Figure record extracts
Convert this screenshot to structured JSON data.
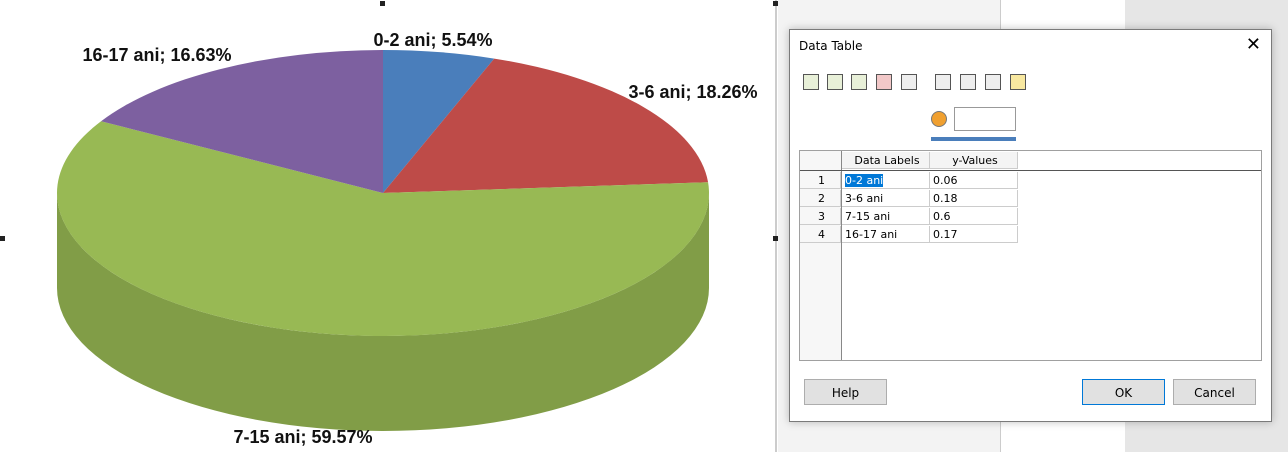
{
  "chart_data": {
    "type": "pie",
    "values": [
      5.54,
      18.26,
      59.57,
      16.63
    ],
    "value_labels": [
      "0-2 ani; 5.54%",
      "3-6 ani; 18.26%",
      "7-15 ani; 59.57%",
      "16-17 ani; 16.63%"
    ],
    "colors": [
      "#4a7ebb",
      "#be4b48",
      "#98b954",
      "#7d60a0"
    ]
  },
  "dialog": {
    "title": "Data Table",
    "table": {
      "columns": [
        "Data Labels",
        "y-Values"
      ],
      "rows": [
        [
          "1",
          "0-2 ani",
          "0.06"
        ],
        [
          "2",
          "3-6 ani",
          "0.18"
        ],
        [
          "3",
          "7-15 ani",
          "0.6"
        ],
        [
          "4",
          "16-17 ani",
          "0.17"
        ]
      ]
    },
    "buttons": {
      "help": "Help",
      "ok": "OK",
      "cancel": "Cancel"
    }
  }
}
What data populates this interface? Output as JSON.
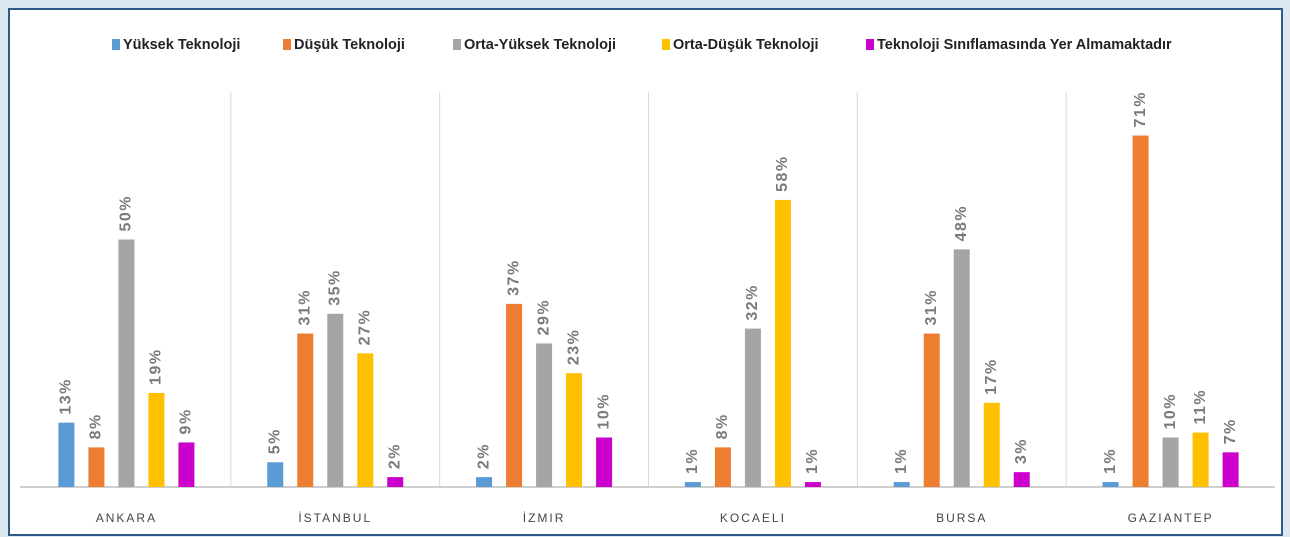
{
  "chart_data": {
    "type": "bar",
    "categories": [
      "ANKARA",
      "İSTANBUL",
      "İZMIR",
      "KOCAELI",
      "BURSA",
      "GAZIANTEP"
    ],
    "series": [
      {
        "name": "Yüksek Teknoloji",
        "color": "#5b9bd5",
        "values": [
          13,
          5,
          2,
          1,
          1,
          1
        ],
        "value_labels": [
          "13%",
          "5%",
          "2%",
          "1%",
          "1%",
          "1%"
        ]
      },
      {
        "name": "Düşük Teknoloji",
        "color": "#ed7d31",
        "values": [
          8,
          31,
          37,
          8,
          31,
          71
        ],
        "value_labels": [
          "8%",
          "31%",
          "37%",
          "8%",
          "31%",
          "71%"
        ]
      },
      {
        "name": "Orta-Yüksek Teknoloji",
        "color": "#a5a5a5",
        "values": [
          50,
          35,
          29,
          32,
          48,
          10
        ],
        "value_labels": [
          "50%",
          "35%",
          "29%",
          "32%",
          "48%",
          "10%"
        ]
      },
      {
        "name": "Orta-Düşük Teknoloji",
        "color": "#ffc000",
        "values": [
          19,
          27,
          23,
          58,
          17,
          11
        ],
        "value_labels": [
          "19%",
          "27%",
          "23%",
          "58%",
          "17%",
          "11%"
        ]
      },
      {
        "name": "Teknoloji Sınıflamasında Yer Almamaktadır",
        "color": "#cc00cc",
        "values": [
          9,
          2,
          10,
          1,
          3,
          7
        ],
        "value_labels": [
          "9%",
          "2%",
          "10%",
          "1%",
          "3%",
          "7%"
        ]
      }
    ]
  }
}
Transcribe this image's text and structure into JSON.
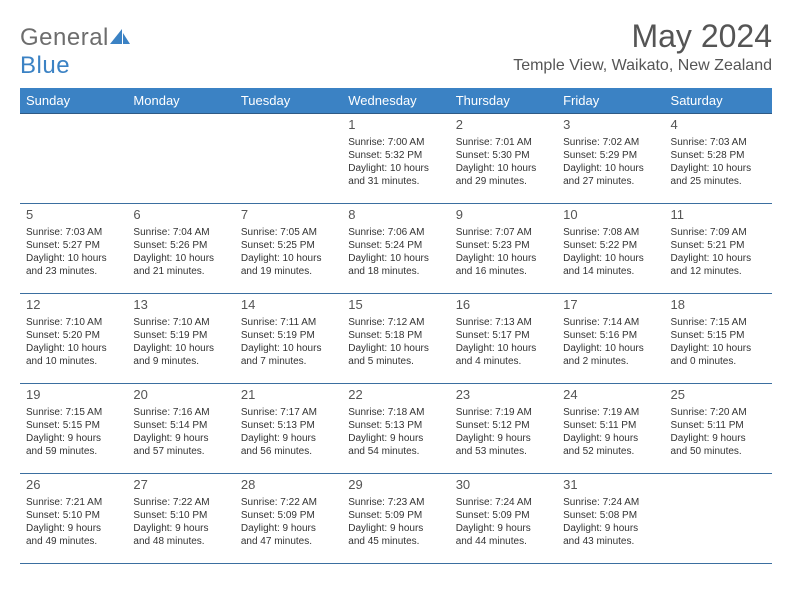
{
  "brand": {
    "name_part1": "General",
    "name_part2": "Blue"
  },
  "title": {
    "month": "May 2024",
    "location": "Temple View, Waikato, New Zealand"
  },
  "colors": {
    "header_bg": "#3b82c4",
    "header_text": "#ffffff",
    "border": "#3b6fa0",
    "page_bg": "#ffffff",
    "text": "#333333",
    "title_text": "#555555",
    "logo_gray": "#6d6d6d",
    "logo_blue": "#3b82c4"
  },
  "day_headers": [
    "Sunday",
    "Monday",
    "Tuesday",
    "Wednesday",
    "Thursday",
    "Friday",
    "Saturday"
  ],
  "weeks": [
    [
      null,
      null,
      null,
      {
        "n": "1",
        "sr": "Sunrise: 7:00 AM",
        "ss": "Sunset: 5:32 PM",
        "d1": "Daylight: 10 hours",
        "d2": "and 31 minutes."
      },
      {
        "n": "2",
        "sr": "Sunrise: 7:01 AM",
        "ss": "Sunset: 5:30 PM",
        "d1": "Daylight: 10 hours",
        "d2": "and 29 minutes."
      },
      {
        "n": "3",
        "sr": "Sunrise: 7:02 AM",
        "ss": "Sunset: 5:29 PM",
        "d1": "Daylight: 10 hours",
        "d2": "and 27 minutes."
      },
      {
        "n": "4",
        "sr": "Sunrise: 7:03 AM",
        "ss": "Sunset: 5:28 PM",
        "d1": "Daylight: 10 hours",
        "d2": "and 25 minutes."
      }
    ],
    [
      {
        "n": "5",
        "sr": "Sunrise: 7:03 AM",
        "ss": "Sunset: 5:27 PM",
        "d1": "Daylight: 10 hours",
        "d2": "and 23 minutes."
      },
      {
        "n": "6",
        "sr": "Sunrise: 7:04 AM",
        "ss": "Sunset: 5:26 PM",
        "d1": "Daylight: 10 hours",
        "d2": "and 21 minutes."
      },
      {
        "n": "7",
        "sr": "Sunrise: 7:05 AM",
        "ss": "Sunset: 5:25 PM",
        "d1": "Daylight: 10 hours",
        "d2": "and 19 minutes."
      },
      {
        "n": "8",
        "sr": "Sunrise: 7:06 AM",
        "ss": "Sunset: 5:24 PM",
        "d1": "Daylight: 10 hours",
        "d2": "and 18 minutes."
      },
      {
        "n": "9",
        "sr": "Sunrise: 7:07 AM",
        "ss": "Sunset: 5:23 PM",
        "d1": "Daylight: 10 hours",
        "d2": "and 16 minutes."
      },
      {
        "n": "10",
        "sr": "Sunrise: 7:08 AM",
        "ss": "Sunset: 5:22 PM",
        "d1": "Daylight: 10 hours",
        "d2": "and 14 minutes."
      },
      {
        "n": "11",
        "sr": "Sunrise: 7:09 AM",
        "ss": "Sunset: 5:21 PM",
        "d1": "Daylight: 10 hours",
        "d2": "and 12 minutes."
      }
    ],
    [
      {
        "n": "12",
        "sr": "Sunrise: 7:10 AM",
        "ss": "Sunset: 5:20 PM",
        "d1": "Daylight: 10 hours",
        "d2": "and 10 minutes."
      },
      {
        "n": "13",
        "sr": "Sunrise: 7:10 AM",
        "ss": "Sunset: 5:19 PM",
        "d1": "Daylight: 10 hours",
        "d2": "and 9 minutes."
      },
      {
        "n": "14",
        "sr": "Sunrise: 7:11 AM",
        "ss": "Sunset: 5:19 PM",
        "d1": "Daylight: 10 hours",
        "d2": "and 7 minutes."
      },
      {
        "n": "15",
        "sr": "Sunrise: 7:12 AM",
        "ss": "Sunset: 5:18 PM",
        "d1": "Daylight: 10 hours",
        "d2": "and 5 minutes."
      },
      {
        "n": "16",
        "sr": "Sunrise: 7:13 AM",
        "ss": "Sunset: 5:17 PM",
        "d1": "Daylight: 10 hours",
        "d2": "and 4 minutes."
      },
      {
        "n": "17",
        "sr": "Sunrise: 7:14 AM",
        "ss": "Sunset: 5:16 PM",
        "d1": "Daylight: 10 hours",
        "d2": "and 2 minutes."
      },
      {
        "n": "18",
        "sr": "Sunrise: 7:15 AM",
        "ss": "Sunset: 5:15 PM",
        "d1": "Daylight: 10 hours",
        "d2": "and 0 minutes."
      }
    ],
    [
      {
        "n": "19",
        "sr": "Sunrise: 7:15 AM",
        "ss": "Sunset: 5:15 PM",
        "d1": "Daylight: 9 hours",
        "d2": "and 59 minutes."
      },
      {
        "n": "20",
        "sr": "Sunrise: 7:16 AM",
        "ss": "Sunset: 5:14 PM",
        "d1": "Daylight: 9 hours",
        "d2": "and 57 minutes."
      },
      {
        "n": "21",
        "sr": "Sunrise: 7:17 AM",
        "ss": "Sunset: 5:13 PM",
        "d1": "Daylight: 9 hours",
        "d2": "and 56 minutes."
      },
      {
        "n": "22",
        "sr": "Sunrise: 7:18 AM",
        "ss": "Sunset: 5:13 PM",
        "d1": "Daylight: 9 hours",
        "d2": "and 54 minutes."
      },
      {
        "n": "23",
        "sr": "Sunrise: 7:19 AM",
        "ss": "Sunset: 5:12 PM",
        "d1": "Daylight: 9 hours",
        "d2": "and 53 minutes."
      },
      {
        "n": "24",
        "sr": "Sunrise: 7:19 AM",
        "ss": "Sunset: 5:11 PM",
        "d1": "Daylight: 9 hours",
        "d2": "and 52 minutes."
      },
      {
        "n": "25",
        "sr": "Sunrise: 7:20 AM",
        "ss": "Sunset: 5:11 PM",
        "d1": "Daylight: 9 hours",
        "d2": "and 50 minutes."
      }
    ],
    [
      {
        "n": "26",
        "sr": "Sunrise: 7:21 AM",
        "ss": "Sunset: 5:10 PM",
        "d1": "Daylight: 9 hours",
        "d2": "and 49 minutes."
      },
      {
        "n": "27",
        "sr": "Sunrise: 7:22 AM",
        "ss": "Sunset: 5:10 PM",
        "d1": "Daylight: 9 hours",
        "d2": "and 48 minutes."
      },
      {
        "n": "28",
        "sr": "Sunrise: 7:22 AM",
        "ss": "Sunset: 5:09 PM",
        "d1": "Daylight: 9 hours",
        "d2": "and 47 minutes."
      },
      {
        "n": "29",
        "sr": "Sunrise: 7:23 AM",
        "ss": "Sunset: 5:09 PM",
        "d1": "Daylight: 9 hours",
        "d2": "and 45 minutes."
      },
      {
        "n": "30",
        "sr": "Sunrise: 7:24 AM",
        "ss": "Sunset: 5:09 PM",
        "d1": "Daylight: 9 hours",
        "d2": "and 44 minutes."
      },
      {
        "n": "31",
        "sr": "Sunrise: 7:24 AM",
        "ss": "Sunset: 5:08 PM",
        "d1": "Daylight: 9 hours",
        "d2": "and 43 minutes."
      },
      null
    ]
  ]
}
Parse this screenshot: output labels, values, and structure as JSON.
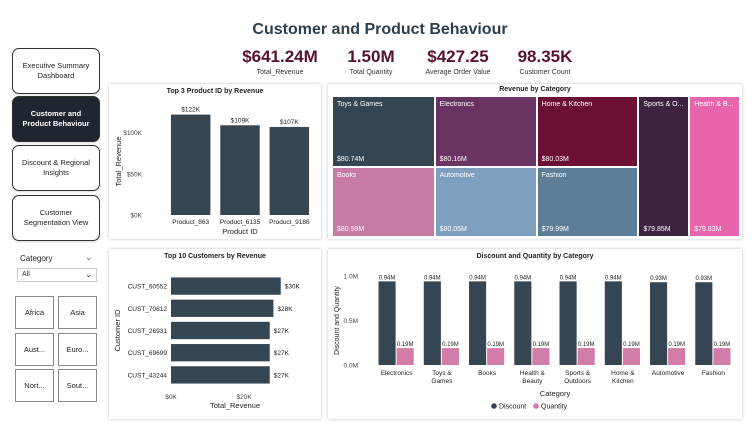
{
  "page": {
    "title": "Customer and Product Behaviour"
  },
  "kpis": [
    {
      "value": "$641.24M",
      "label": "Total_Revenue"
    },
    {
      "value": "1.50M",
      "label": "Total Quantity"
    },
    {
      "value": "$427.25",
      "label": "Average Order Value"
    },
    {
      "value": "98.35K",
      "label": "Customer Count"
    }
  ],
  "nav": [
    {
      "label": "Executive Summary Dashboard",
      "active": false
    },
    {
      "label": "Customer and Product Behaviour",
      "active": true
    },
    {
      "label": "Discount & Regional Insights",
      "active": false
    },
    {
      "label": "Customer Segmentation View",
      "active": false
    }
  ],
  "slicer": {
    "title": "Category",
    "selected": "All",
    "regions": [
      "Africa",
      "Asia",
      "Aust...",
      "Euro...",
      "Nort...",
      "Sout..."
    ]
  },
  "colors": {
    "dark": "#354652",
    "pink": "#d27ca8",
    "maroon": "#5a1030"
  },
  "chart_data": [
    {
      "type": "bar",
      "title": "Top 3 Product ID by Revenue",
      "xlabel": "Product ID",
      "ylabel": "Total_Revenue",
      "categories": [
        "Product_863",
        "Product_6135",
        "Product_9186"
      ],
      "values": [
        122,
        109,
        107
      ],
      "data_labels": [
        "$122K",
        "$109K",
        "$107K"
      ],
      "y_ticks": [
        0,
        50,
        100
      ],
      "y_tick_labels": [
        "$0K",
        "$50K",
        "$100K"
      ],
      "ylim": [
        0,
        130
      ]
    },
    {
      "type": "treemap",
      "title": "Revenue by Category",
      "items": [
        {
          "name": "Toys & Games",
          "value": 80.74,
          "label": "$80.74M",
          "color": "#354652"
        },
        {
          "name": "Books",
          "value": 80.59,
          "label": "$80.59M",
          "color": "#c77ba4"
        },
        {
          "name": "Electronics",
          "value": 80.16,
          "label": "$80.16M",
          "color": "#6a3462"
        },
        {
          "name": "Automotive",
          "value": 80.05,
          "label": "$80.05M",
          "color": "#7f9fbf"
        },
        {
          "name": "Home & Kitchen",
          "value": 80.03,
          "label": "$80.03M",
          "color": "#6b1034"
        },
        {
          "name": "Fashion",
          "value": 79.99,
          "label": "$79.99M",
          "color": "#5e7d97"
        },
        {
          "name": "Sports & O...",
          "value": 79.85,
          "label": "$79.85M",
          "color": "#3e2340"
        },
        {
          "name": "Health & B...",
          "value": 79.83,
          "label": "$79.83M",
          "color": "#e865ad"
        }
      ]
    },
    {
      "type": "bar",
      "orientation": "horizontal",
      "title": "Top 10 Customers by Revenue",
      "xlabel": "Total_Revenue",
      "ylabel": "Customer ID",
      "categories": [
        "CUST_60552",
        "CUST_70812",
        "CUST_26931",
        "CUST_69699",
        "CUST_43244"
      ],
      "values": [
        30,
        28,
        27,
        27,
        27
      ],
      "data_labels": [
        "$30K",
        "$28K",
        "$27K",
        "$27K",
        "$27K"
      ],
      "x_ticks": [
        0,
        20
      ],
      "x_tick_labels": [
        "$0K",
        "$20K"
      ],
      "xlim": [
        0,
        35
      ]
    },
    {
      "type": "bar",
      "title": "Discount and Quantity by Category",
      "xlabel": "Category",
      "ylabel": "Discount and Quantity",
      "categories": [
        "Electronics",
        "Toys & Games",
        "Books",
        "Health & Beauty",
        "Sports & Outdoors",
        "Home & Kitchen",
        "Automotive",
        "Fashion"
      ],
      "series": [
        {
          "name": "Discount",
          "values": [
            0.94,
            0.94,
            0.94,
            0.94,
            0.94,
            0.94,
            0.93,
            0.93
          ],
          "data_labels": [
            "0.94M",
            "0.94M",
            "0.94M",
            "0.94M",
            "0.94M",
            "0.94M",
            "0.93M",
            "0.93M"
          ],
          "color": "#354652"
        },
        {
          "name": "Quantity",
          "values": [
            0.19,
            0.19,
            0.19,
            0.19,
            0.19,
            0.19,
            0.19,
            0.19
          ],
          "data_labels": [
            "0.19M",
            "0.19M",
            "0.19M",
            "0.19M",
            "0.19M",
            "0.19M",
            "0.19M",
            "0.19M"
          ],
          "color": "#d27ca8"
        }
      ],
      "y_ticks": [
        0,
        0.5,
        1.0
      ],
      "y_tick_labels": [
        "0.0M",
        "0.5M",
        "1.0M"
      ],
      "ylim": [
        0,
        1.0
      ],
      "legend": "bottom"
    }
  ]
}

▶ _Short task_
Find every line above that contains the word "Orta", and return each one.

▶ _Correct result_
        "name": "Orta-Yüksek Teknoloji",
        "name": "Orta-Düşük Teknoloji",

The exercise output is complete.